### EXERCISE OBJECTIVE
Omit the pictures and retype only the lines from the one containing "Read this page and output its text content." through the end of the listing, both ends included.

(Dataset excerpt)
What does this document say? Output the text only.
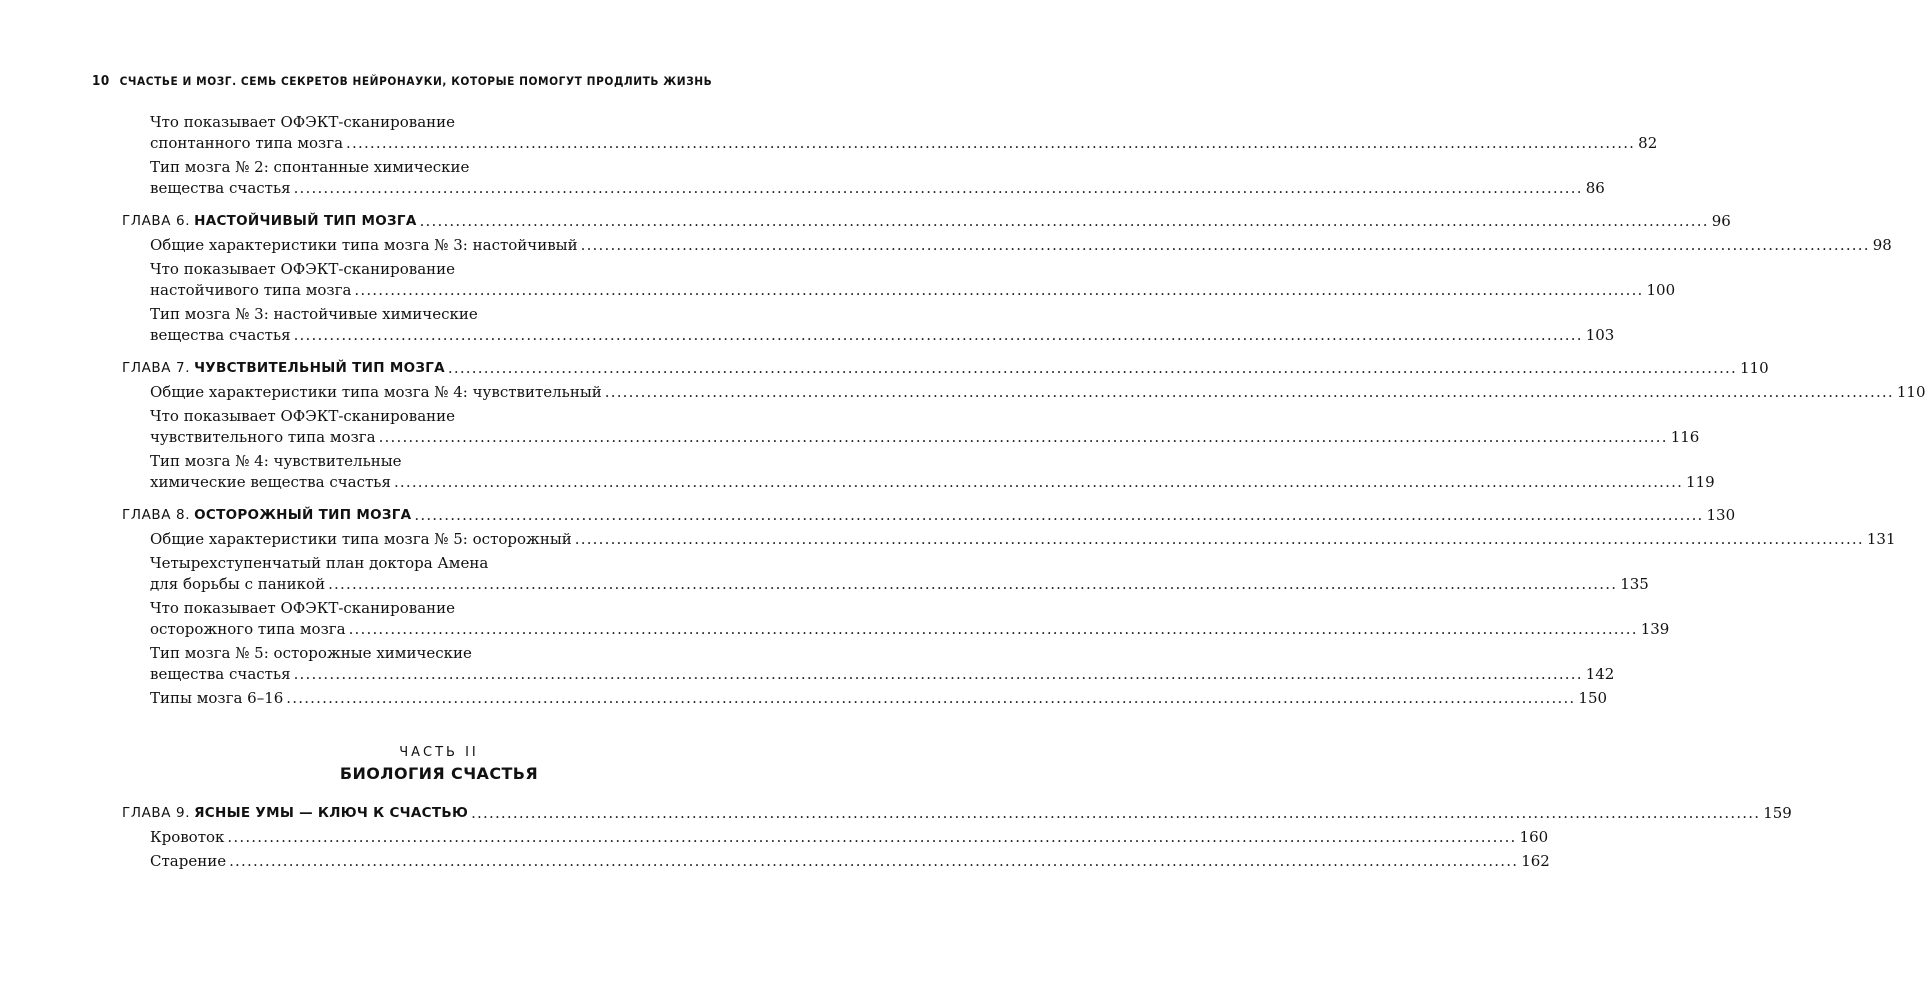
10 СЧАСТЬЕ И МОЗГ. СЕМЬ СЕКРЕТОВ НЕЙРОНАУКИ, КОТОРЫЕ ПОМОГУТ ПРОДЛИТЬ ЖИЗНЬ
Что показывает ОФЭКТ-сканирование
спонтанного типа мозга ........................................................................................................................................................................................................................ 82
Тип мозга № 2: спонтанные химические
вещества счастья ........................................................................................................................................................................................................................ 86
ГЛАВА 6. НАСТОЙЧИВЫЙ ТИП МОЗГА ........................................................................................................................................................................................................................ 96
Общие характеристики типа мозга № 3: настойчивый ........................................................................................................................................................................................................................ 98
Что показывает ОФЭКТ-сканирование
настойчивого типа мозга ........................................................................................................................................................................................................................ 100
Тип мозга № 3: настойчивые химические
вещества счастья ........................................................................................................................................................................................................................ 103
ГЛАВА 7. ЧУВСТВИТЕЛЬНЫЙ ТИП МОЗГА ........................................................................................................................................................................................................................ 110
Общие характеристики типа мозга № 4: чувствительный ........................................................................................................................................................................................................................ 110
Что показывает ОФЭКТ-сканирование
чувствительного типа мозга ........................................................................................................................................................................................................................ 116
Тип мозга № 4: чувствительные
химические вещества счастья ........................................................................................................................................................................................................................ 119
ГЛАВА 8. ОСТОРОЖНЫЙ ТИП МОЗГА ........................................................................................................................................................................................................................ 130
Общие характеристики типа мозга № 5: осторожный ........................................................................................................................................................................................................................ 131
Четырехступенчатый план доктора Амена
для борьбы с паникой ........................................................................................................................................................................................................................ 135
Что показывает ОФЭКТ-сканирование
осторожного типа мозга ........................................................................................................................................................................................................................ 139
Тип мозга № 5: осторожные химические
вещества счастья ........................................................................................................................................................................................................................ 142
Типы мозга 6–16 ........................................................................................................................................................................................................................ 150
ЧАСТЬ II
БИОЛОГИЯ СЧАСТЬЯ
ГЛАВА 9. ЯСНЫЕ УМЫ — КЛЮЧ К СЧАСТЬЮ ........................................................................................................................................................................................................................ 159
Кровоток ........................................................................................................................................................................................................................ 160
Старение ........................................................................................................................................................................................................................ 162
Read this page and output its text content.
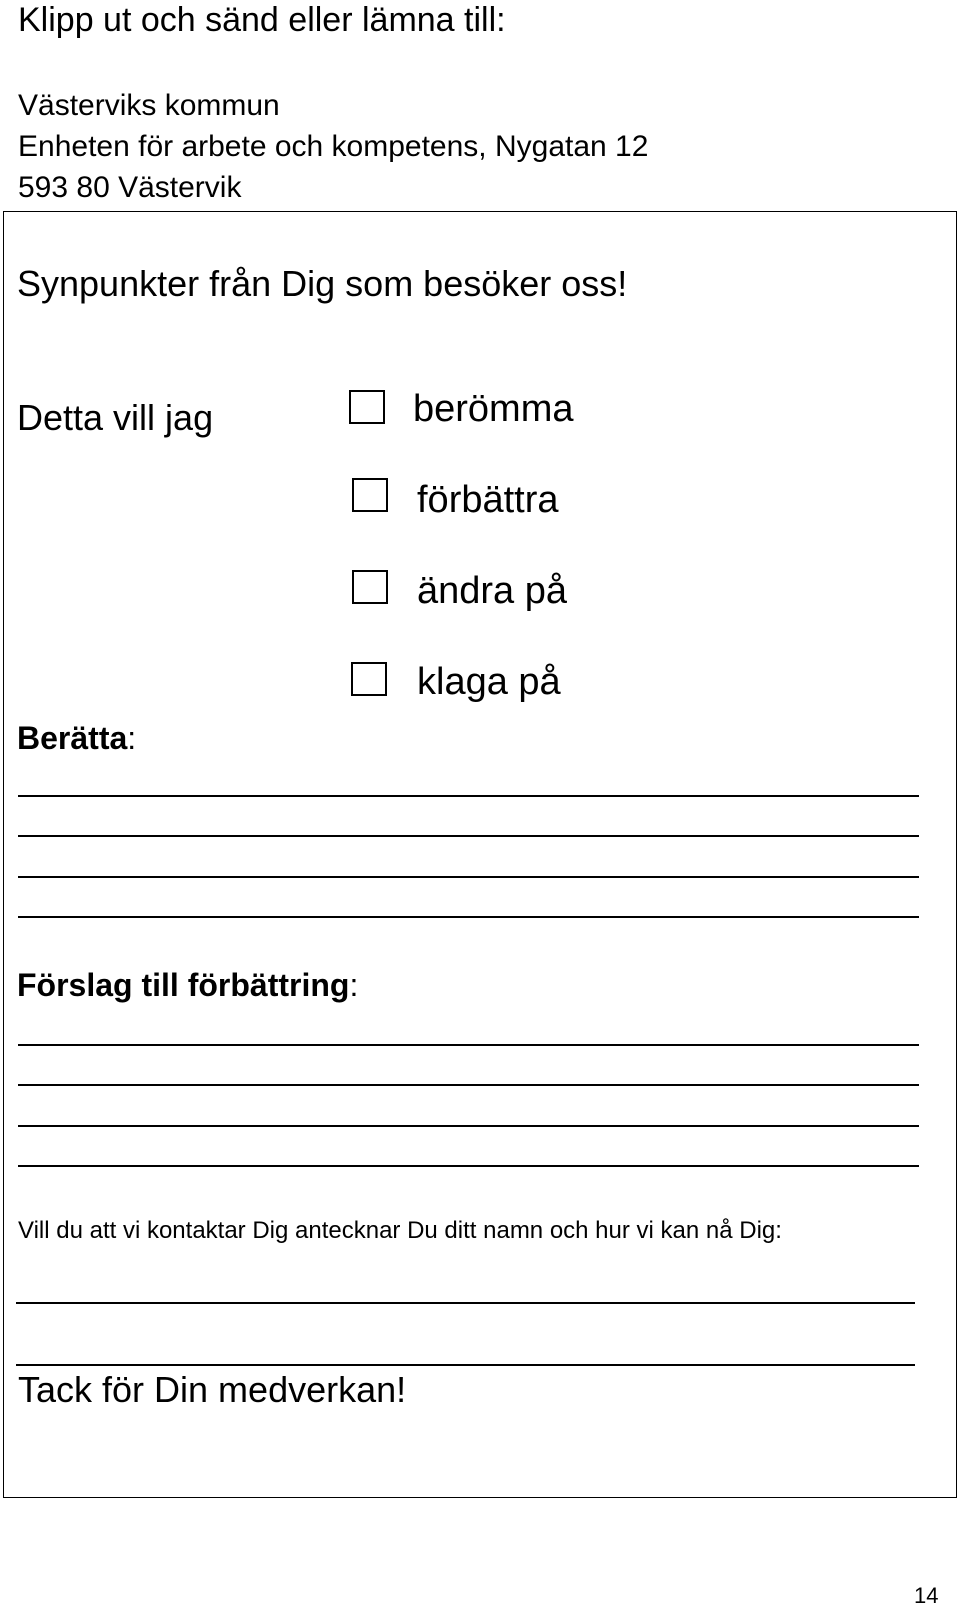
Klipp ut och sänd eller lämna till:
Västerviks kommun
Enheten för arbete och kompetens, Nygatan 12
593 80 Västervik
Synpunkter från Dig som besöker oss!
Detta vill jag	berömma
förbättra
ändra på
klaga på
Berätta:
Förslag till förbättring:
Vill du att vi kontaktar Dig antecknar Du ditt namn och hur vi kan nå Dig:
Tack för Din medverkan!
14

### SOLUTION
Read this page and output its text content.
Klipp ut och sänd eller lämna till:
Västerviks kommun
Enheten för arbete och kompetens, Nygatan 12
593 80 Västervik
Synpunkter från Dig som besöker oss!
Detta vill jag	berömma
förbättra
ändra på
klaga på
Berätta:
Förslag till förbättring:
Vill du att vi kontaktar Dig antecknar Du ditt namn och hur vi kan nå Dig:
Tack för Din medverkan!
14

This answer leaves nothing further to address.